(Raw records)
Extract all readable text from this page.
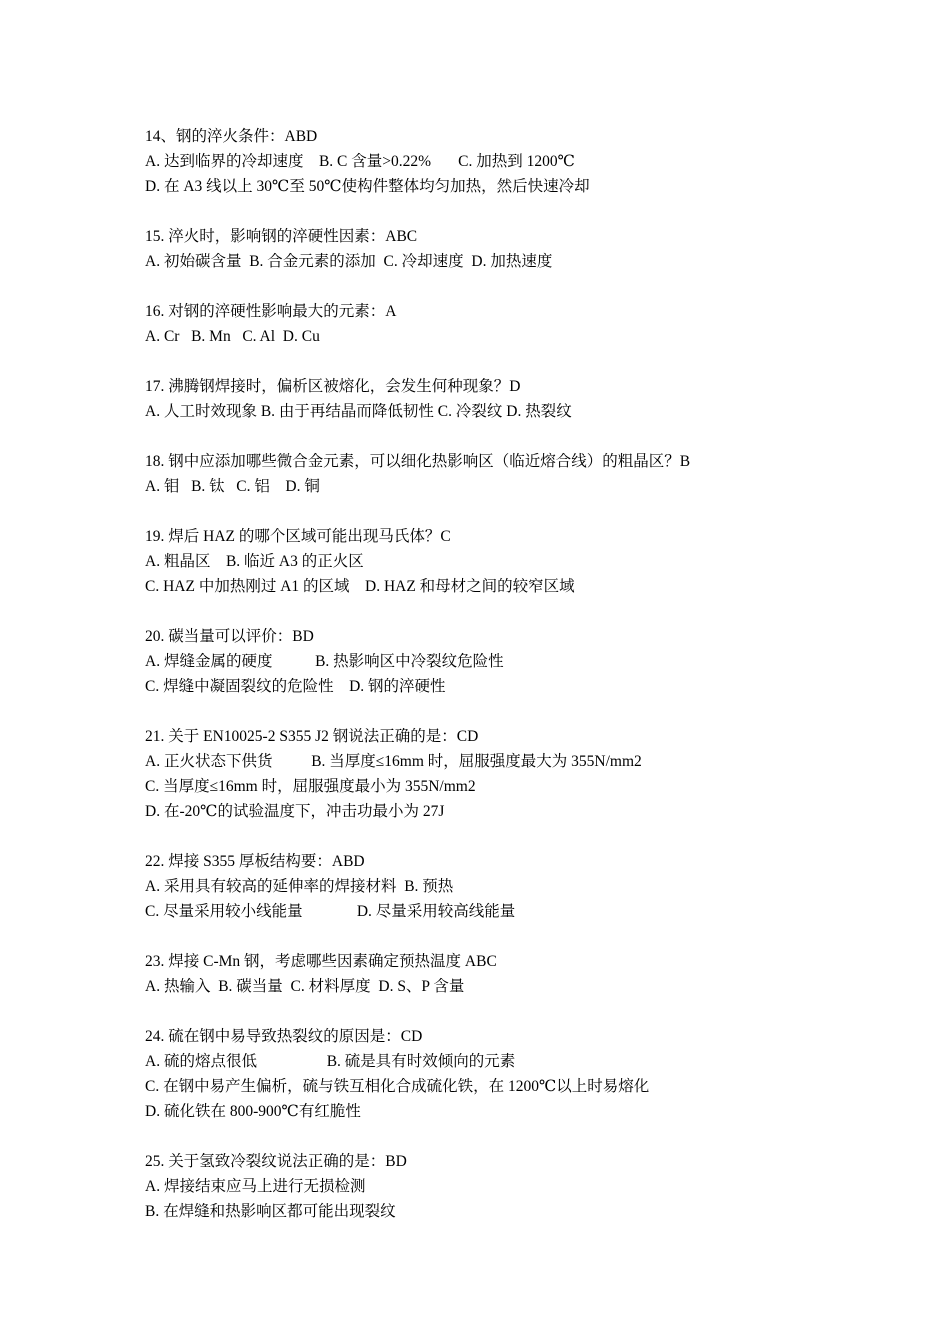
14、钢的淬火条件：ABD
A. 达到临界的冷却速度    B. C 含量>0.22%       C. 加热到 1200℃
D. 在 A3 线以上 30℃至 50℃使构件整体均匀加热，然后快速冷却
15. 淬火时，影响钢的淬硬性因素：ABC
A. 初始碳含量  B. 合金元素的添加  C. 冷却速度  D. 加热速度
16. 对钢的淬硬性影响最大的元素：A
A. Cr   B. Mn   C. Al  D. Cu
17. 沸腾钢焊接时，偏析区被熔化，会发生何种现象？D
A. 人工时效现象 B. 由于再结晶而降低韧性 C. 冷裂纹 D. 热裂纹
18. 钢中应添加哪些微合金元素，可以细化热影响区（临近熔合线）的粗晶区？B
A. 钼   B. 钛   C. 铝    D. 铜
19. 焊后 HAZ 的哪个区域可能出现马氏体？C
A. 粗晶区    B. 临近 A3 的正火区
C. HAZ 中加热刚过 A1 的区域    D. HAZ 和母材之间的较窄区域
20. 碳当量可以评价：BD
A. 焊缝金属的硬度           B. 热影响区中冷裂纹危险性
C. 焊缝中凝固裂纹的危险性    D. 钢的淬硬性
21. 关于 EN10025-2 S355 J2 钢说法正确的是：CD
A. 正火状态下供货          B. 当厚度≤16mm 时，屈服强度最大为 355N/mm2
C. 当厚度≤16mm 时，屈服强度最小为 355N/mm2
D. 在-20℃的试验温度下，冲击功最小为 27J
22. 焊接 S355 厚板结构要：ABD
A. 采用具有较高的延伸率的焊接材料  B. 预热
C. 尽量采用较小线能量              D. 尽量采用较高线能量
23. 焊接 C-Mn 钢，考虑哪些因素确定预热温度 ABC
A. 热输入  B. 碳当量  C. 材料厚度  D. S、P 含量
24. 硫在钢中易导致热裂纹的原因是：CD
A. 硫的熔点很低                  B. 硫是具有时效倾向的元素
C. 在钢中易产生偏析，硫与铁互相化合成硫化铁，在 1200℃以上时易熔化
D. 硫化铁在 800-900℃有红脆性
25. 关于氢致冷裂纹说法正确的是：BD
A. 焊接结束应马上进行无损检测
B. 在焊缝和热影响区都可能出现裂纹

Required work >>
Extract the entries in full, exactly as they are, minus the pictures.

Solution for this task >>
Extract all readable text from this page.
14、钢的淬火条件：ABD
A. 达到临界的冷却速度    B. C 含量>0.22%       C. 加热到 1200℃
D. 在 A3 线以上 30℃至 50℃使构件整体均匀加热，然后快速冷却
15. 淬火时，影响钢的淬硬性因素：ABC
A. 初始碳含量  B. 合金元素的添加  C. 冷却速度  D. 加热速度
16. 对钢的淬硬性影响最大的元素：A
A. Cr   B. Mn   C. Al  D. Cu
17. 沸腾钢焊接时，偏析区被熔化，会发生何种现象？D
A. 人工时效现象 B. 由于再结晶而降低韧性 C. 冷裂纹 D. 热裂纹
18. 钢中应添加哪些微合金元素，可以细化热影响区（临近熔合线）的粗晶区？B
A. 钼   B. 钛   C. 铝    D. 铜
19. 焊后 HAZ 的哪个区域可能出现马氏体？C
A. 粗晶区    B. 临近 A3 的正火区
C. HAZ 中加热刚过 A1 的区域    D. HAZ 和母材之间的较窄区域
20. 碳当量可以评价：BD
A. 焊缝金属的硬度           B. 热影响区中冷裂纹危险性
C. 焊缝中凝固裂纹的危险性    D. 钢的淬硬性
21. 关于 EN10025-2 S355 J2 钢说法正确的是：CD
A. 正火状态下供货          B. 当厚度≤16mm 时，屈服强度最大为 355N/mm2
C. 当厚度≤16mm 时，屈服强度最小为 355N/mm2
D. 在-20℃的试验温度下，冲击功最小为 27J
22. 焊接 S355 厚板结构要：ABD
A. 采用具有较高的延伸率的焊接材料  B. 预热
C. 尽量采用较小线能量              D. 尽量采用较高线能量
23. 焊接 C-Mn 钢，考虑哪些因素确定预热温度 ABC
A. 热输入  B. 碳当量  C. 材料厚度  D. S、P 含量
24. 硫在钢中易导致热裂纹的原因是：CD
A. 硫的熔点很低                  B. 硫是具有时效倾向的元素
C. 在钢中易产生偏析，硫与铁互相化合成硫化铁，在 1200℃以上时易熔化
D. 硫化铁在 800-900℃有红脆性
25. 关于氢致冷裂纹说法正确的是：BD
A. 焊接结束应马上进行无损检测
B. 在焊缝和热影响区都可能出现裂纹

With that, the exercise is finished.